Problem requirements ::
In the entries below, find the string "rantai" and return each line holding it.
Top of Extracted records
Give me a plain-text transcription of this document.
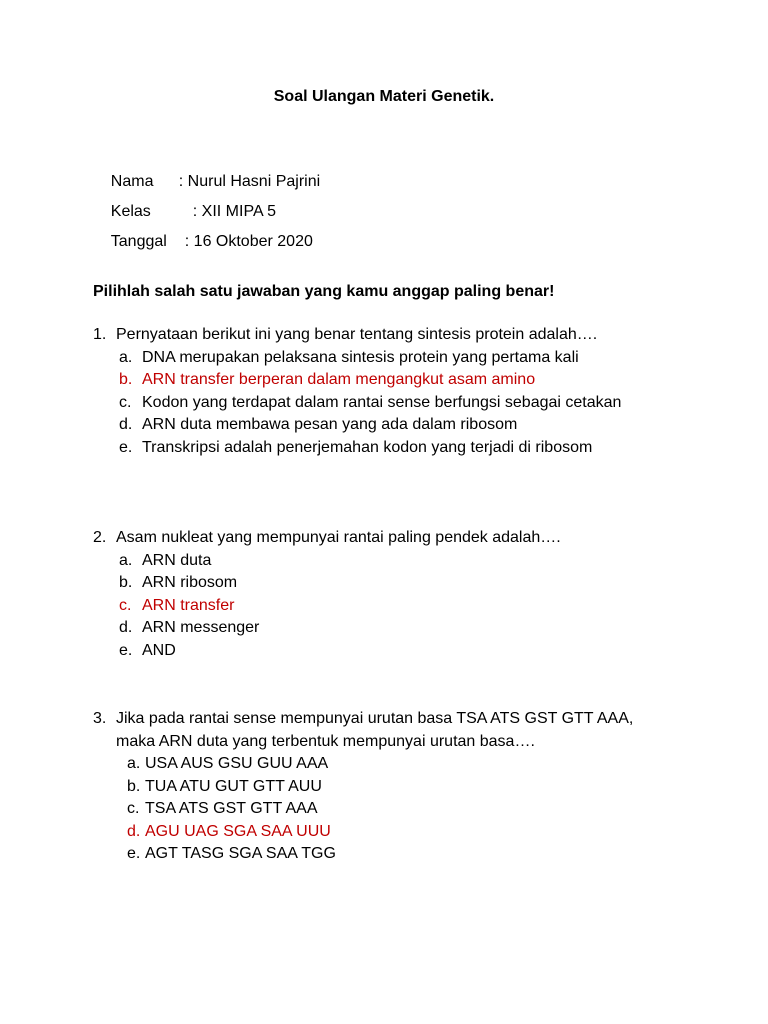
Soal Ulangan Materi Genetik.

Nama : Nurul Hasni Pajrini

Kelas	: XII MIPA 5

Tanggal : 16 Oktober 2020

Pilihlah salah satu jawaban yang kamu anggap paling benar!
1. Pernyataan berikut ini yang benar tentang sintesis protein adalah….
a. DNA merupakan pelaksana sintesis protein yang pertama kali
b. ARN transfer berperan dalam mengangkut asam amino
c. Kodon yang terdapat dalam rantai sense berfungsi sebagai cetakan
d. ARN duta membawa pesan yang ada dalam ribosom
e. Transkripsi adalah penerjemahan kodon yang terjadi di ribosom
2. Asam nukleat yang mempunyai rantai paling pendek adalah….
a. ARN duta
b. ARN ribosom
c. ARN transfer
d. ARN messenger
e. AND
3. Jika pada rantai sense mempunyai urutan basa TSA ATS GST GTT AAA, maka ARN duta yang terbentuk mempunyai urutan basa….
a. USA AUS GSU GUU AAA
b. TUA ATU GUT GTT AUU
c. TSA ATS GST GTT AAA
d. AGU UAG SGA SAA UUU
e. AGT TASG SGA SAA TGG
Bottom of Extracted records
Reply to the task ::
c. Kodon yang terdapat dalam rantai sense berfungsi sebagai cetakan
2. Asam nukleat yang mempunyai rantai paling pendek adalah….
3. Jika pada rantai sense mempunyai urutan basa TSA ATS GST GTT AAA, maka ARN duta yang terbentuk mempunyai urutan basa….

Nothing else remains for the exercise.